Exercise brief:
Extract the complete listing and output it unchanged.

Records from a collection of figures:
________

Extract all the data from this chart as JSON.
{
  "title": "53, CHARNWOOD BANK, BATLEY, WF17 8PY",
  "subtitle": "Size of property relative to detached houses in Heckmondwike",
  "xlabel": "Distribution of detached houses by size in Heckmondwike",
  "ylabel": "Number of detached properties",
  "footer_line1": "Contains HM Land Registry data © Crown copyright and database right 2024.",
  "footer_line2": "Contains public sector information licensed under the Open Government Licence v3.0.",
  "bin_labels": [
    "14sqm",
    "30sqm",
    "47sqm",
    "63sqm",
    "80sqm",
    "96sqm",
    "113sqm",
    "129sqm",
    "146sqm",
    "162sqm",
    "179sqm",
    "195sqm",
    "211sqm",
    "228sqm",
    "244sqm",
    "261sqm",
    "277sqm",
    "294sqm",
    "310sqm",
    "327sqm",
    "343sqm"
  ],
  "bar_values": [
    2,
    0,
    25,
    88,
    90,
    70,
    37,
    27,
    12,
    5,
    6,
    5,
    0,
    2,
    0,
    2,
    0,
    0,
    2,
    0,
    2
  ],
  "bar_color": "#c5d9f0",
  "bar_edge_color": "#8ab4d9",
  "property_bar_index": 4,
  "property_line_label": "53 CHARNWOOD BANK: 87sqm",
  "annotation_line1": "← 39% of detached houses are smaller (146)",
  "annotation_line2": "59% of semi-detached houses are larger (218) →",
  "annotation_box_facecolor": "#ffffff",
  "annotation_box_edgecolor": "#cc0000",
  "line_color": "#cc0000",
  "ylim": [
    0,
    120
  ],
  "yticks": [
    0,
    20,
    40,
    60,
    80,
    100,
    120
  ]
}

________

Exercise response:
Extract all the data from this chart as JSON.
{
  "title": "53, CHARNWOOD BANK, BATLEY, WF17 8PY",
  "subtitle": "Size of property relative to detached houses in Heckmondwike",
  "xlabel": "Distribution of detached houses by size in Heckmondwike",
  "ylabel": "Number of detached properties",
  "footer_line1": "Contains HM Land Registry data © Crown copyright and database right 2024.",
  "footer_line2": "Contains public sector information licensed under the Open Government Licence v3.0.",
  "bin_labels": [
    "14sqm",
    "30sqm",
    "47sqm",
    "63sqm",
    "80sqm",
    "96sqm",
    "113sqm",
    "129sqm",
    "146sqm",
    "162sqm",
    "179sqm",
    "195sqm",
    "211sqm",
    "228sqm",
    "244sqm",
    "261sqm",
    "277sqm",
    "294sqm",
    "310sqm",
    "327sqm",
    "343sqm"
  ],
  "bar_values": [
    2,
    0,
    25,
    88,
    90,
    70,
    37,
    27,
    12,
    5,
    6,
    5,
    0,
    2,
    0,
    2,
    0,
    0,
    2,
    0,
    2
  ],
  "bar_color": "#c5d9f0",
  "bar_edge_color": "#8ab4d9",
  "property_bar_index": 4,
  "property_line_label": "53 CHARNWOOD BANK: 87sqm",
  "annotation_line1": "← 39% of detached houses are smaller (146)",
  "annotation_line2": "59% of semi-detached houses are larger (218) →",
  "annotation_box_facecolor": "#ffffff",
  "annotation_box_edgecolor": "#cc0000",
  "line_color": "#cc0000",
  "ylim": [
    0,
    120
  ],
  "yticks": [
    0,
    20,
    40,
    60,
    80,
    100,
    120
  ]
}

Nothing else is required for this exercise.